Please retype the portion of the talk on chanting and practice that opens with the words containing "Bevor dieser Körper" and closes with "station of slowness." without changing a word.

**Provided text:**
**********
So moment after moment we're faced with in a Sashin in practice period with the schedule and doing things usually together and doing things according to a schedule, and in a particular, in a way particular to what you're doing, the chanting in Japanese or chanting in Deutsch. So you're, in effect, by deciding to come to Sashin, You're kind of letting go of your personal forms and personal habits.

[14:56]

And for these five days kind of offering your own forms into the field of changing forms. You know, when I listen to give you an idea what I mean by form, during the chanting in the morning. When you're chanting in Deutsch, I can hear your chanting more clearly than when you're chanting in Japanese. And so instead of just chanting a sound, you're chanting a sound, when you're chanting in your own language, you're chanting a sound which has a meaning for you.

[16:12]

So the sound has a form, a beginning and an end, and a timbre, etc.? Timbre, I don't understand. Timbre? Tempo? No. Tembre. Tembre. Okay. It sounds like the same word to me. Timbre. That means when you cut down a tree, you get out of the way. Klangfarbe, danke. Okay. Also, wenn du... Der Klang hat ein Anfang und ein Ende und eine Klangfarbe. Okay. So that... When you give the form of, you're adding to the form of the sound, you add the form of meaning, and it comes more precisely into the field of chanting. Then you add the form of the sound, the form of the meaning, and then it comes more clearly, more precisely into the field of reciting.

[17:25]

And I've always been taken by the statement in the Lankavatara Sutra. And I've repeated this often because it's been an opening for me to practice this. that the bodhisattva hears the syllable body, the word body or name body, and the phrase body. And this was almost as revelatory to me as the three bodies of Buddha, Dharmakaya, Sambhogakaya, and Nirmanakaya. And it suggests... a way of being in the midst of activity that assumes a slowed down awareness which is remarkable.

[18:48]

I mean, as you're listening to me now, or Nicole, to hear the syllables independent of meaning. That's what the sutra means. And to hear each word as a name only, and the horizontal power of that reaching... in all directions, the vertical power of that reaching in all directions. Before the verticality of the name becomes the horizontality of the sentence. and that each of these is a body, is considered to be a separate body. So in the sound of the syllable before, I never would have thought of this.

[20:35]

It took the sutra to show me this. But when I first read it in the sutra, Yeah, I've been practicing quite a few years by then and I recognized I already had a sense of this at least. So in the syllable body, you feel the body of the world, the speaking, in the sound. Before that body kind of morphs into the body, which is naming tree, horse, love, etc.,

[21:44]

Bevor dieser Körper in den Körper des Benennens übergeht, zum Beispiel Baum, Pferd, Liebe und so weiter. Noch bevor diese Worte dazu werden, ich liebe das Pferd unter dem Baum. So who, when you hear a few words, can hear it in that kind of slowed down, slow motion? Well, it is slow. We do live in this slow motion even though it's too slow for our consciousness. So we need to sort of learn, a practice becomes a learning to tune in the station of slowness.
**********
**Stored rows:**
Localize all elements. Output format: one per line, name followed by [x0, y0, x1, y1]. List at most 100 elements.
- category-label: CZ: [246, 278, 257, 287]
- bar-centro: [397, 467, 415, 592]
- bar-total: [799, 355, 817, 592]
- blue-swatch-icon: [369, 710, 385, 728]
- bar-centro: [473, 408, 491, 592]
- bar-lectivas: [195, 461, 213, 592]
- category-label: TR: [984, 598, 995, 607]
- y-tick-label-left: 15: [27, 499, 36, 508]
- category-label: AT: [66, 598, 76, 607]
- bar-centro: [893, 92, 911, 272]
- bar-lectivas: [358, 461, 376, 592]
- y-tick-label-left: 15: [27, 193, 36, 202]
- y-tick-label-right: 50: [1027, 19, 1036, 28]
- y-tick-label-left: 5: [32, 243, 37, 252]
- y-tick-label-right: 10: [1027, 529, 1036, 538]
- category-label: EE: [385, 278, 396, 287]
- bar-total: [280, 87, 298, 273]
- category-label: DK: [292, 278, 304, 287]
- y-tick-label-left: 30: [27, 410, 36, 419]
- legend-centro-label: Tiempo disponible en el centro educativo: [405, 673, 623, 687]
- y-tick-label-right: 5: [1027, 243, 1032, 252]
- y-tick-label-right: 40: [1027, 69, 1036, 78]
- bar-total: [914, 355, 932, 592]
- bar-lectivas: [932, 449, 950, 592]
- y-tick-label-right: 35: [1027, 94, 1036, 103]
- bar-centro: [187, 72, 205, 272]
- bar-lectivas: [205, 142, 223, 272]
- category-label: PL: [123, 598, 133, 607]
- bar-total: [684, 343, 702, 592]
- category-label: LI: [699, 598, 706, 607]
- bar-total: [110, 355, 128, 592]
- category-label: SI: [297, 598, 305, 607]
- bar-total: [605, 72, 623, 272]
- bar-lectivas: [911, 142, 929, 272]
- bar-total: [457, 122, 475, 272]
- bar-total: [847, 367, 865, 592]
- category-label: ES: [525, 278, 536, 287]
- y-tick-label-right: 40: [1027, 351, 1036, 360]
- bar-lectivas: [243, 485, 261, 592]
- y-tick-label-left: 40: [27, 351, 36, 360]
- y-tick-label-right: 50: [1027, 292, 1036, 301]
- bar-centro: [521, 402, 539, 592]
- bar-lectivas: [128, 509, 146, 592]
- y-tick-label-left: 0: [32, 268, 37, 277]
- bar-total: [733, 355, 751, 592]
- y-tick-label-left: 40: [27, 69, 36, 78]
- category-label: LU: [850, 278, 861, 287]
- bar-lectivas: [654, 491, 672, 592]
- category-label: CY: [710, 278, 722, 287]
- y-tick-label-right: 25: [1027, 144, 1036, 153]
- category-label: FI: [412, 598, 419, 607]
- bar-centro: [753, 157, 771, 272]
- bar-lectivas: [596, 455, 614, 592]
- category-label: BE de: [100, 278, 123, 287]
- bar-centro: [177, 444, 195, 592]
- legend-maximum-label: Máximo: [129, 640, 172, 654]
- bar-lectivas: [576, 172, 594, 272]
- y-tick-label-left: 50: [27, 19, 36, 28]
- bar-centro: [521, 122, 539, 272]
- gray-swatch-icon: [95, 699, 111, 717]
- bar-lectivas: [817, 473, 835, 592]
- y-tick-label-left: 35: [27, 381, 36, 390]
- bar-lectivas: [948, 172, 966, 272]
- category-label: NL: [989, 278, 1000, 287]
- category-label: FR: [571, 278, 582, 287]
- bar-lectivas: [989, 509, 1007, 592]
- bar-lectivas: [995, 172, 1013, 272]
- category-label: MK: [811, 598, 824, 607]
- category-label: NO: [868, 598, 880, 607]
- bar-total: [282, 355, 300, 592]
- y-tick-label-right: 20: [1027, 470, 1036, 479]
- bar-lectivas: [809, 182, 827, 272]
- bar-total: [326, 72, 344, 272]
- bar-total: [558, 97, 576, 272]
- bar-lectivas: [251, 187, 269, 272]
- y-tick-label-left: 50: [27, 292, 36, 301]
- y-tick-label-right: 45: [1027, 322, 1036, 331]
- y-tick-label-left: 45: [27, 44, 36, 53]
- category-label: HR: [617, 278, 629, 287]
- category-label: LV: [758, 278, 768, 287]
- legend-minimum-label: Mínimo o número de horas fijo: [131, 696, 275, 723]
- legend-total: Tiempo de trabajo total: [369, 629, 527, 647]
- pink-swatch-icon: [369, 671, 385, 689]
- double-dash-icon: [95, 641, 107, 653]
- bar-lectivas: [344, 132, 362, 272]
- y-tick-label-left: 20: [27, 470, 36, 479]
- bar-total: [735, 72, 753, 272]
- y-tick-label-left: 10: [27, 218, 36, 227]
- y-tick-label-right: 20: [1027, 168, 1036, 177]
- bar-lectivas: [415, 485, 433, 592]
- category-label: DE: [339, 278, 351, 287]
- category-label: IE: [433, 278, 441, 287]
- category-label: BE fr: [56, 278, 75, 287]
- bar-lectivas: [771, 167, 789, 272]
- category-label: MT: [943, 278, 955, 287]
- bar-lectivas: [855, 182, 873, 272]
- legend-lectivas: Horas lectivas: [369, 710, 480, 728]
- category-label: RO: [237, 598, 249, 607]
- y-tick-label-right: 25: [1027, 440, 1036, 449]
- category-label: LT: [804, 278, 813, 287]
**********
**Expected output:**
Bevor dieser Körper in den Körper des Benennens übergeht, zum Beispiel Baum, Pferd, Liebe und so weiter. Noch bevor diese Worte dazu werden, ich liebe das Pferd unter dem Baum. So who, when you hear a few words, can hear it in that kind of slowed down, slow motion? Well, it is slow. We do live in this slow motion even though it's too slow for our consciousness. So we need to sort of learn, a practice becomes a learning to tune in the station of slowness.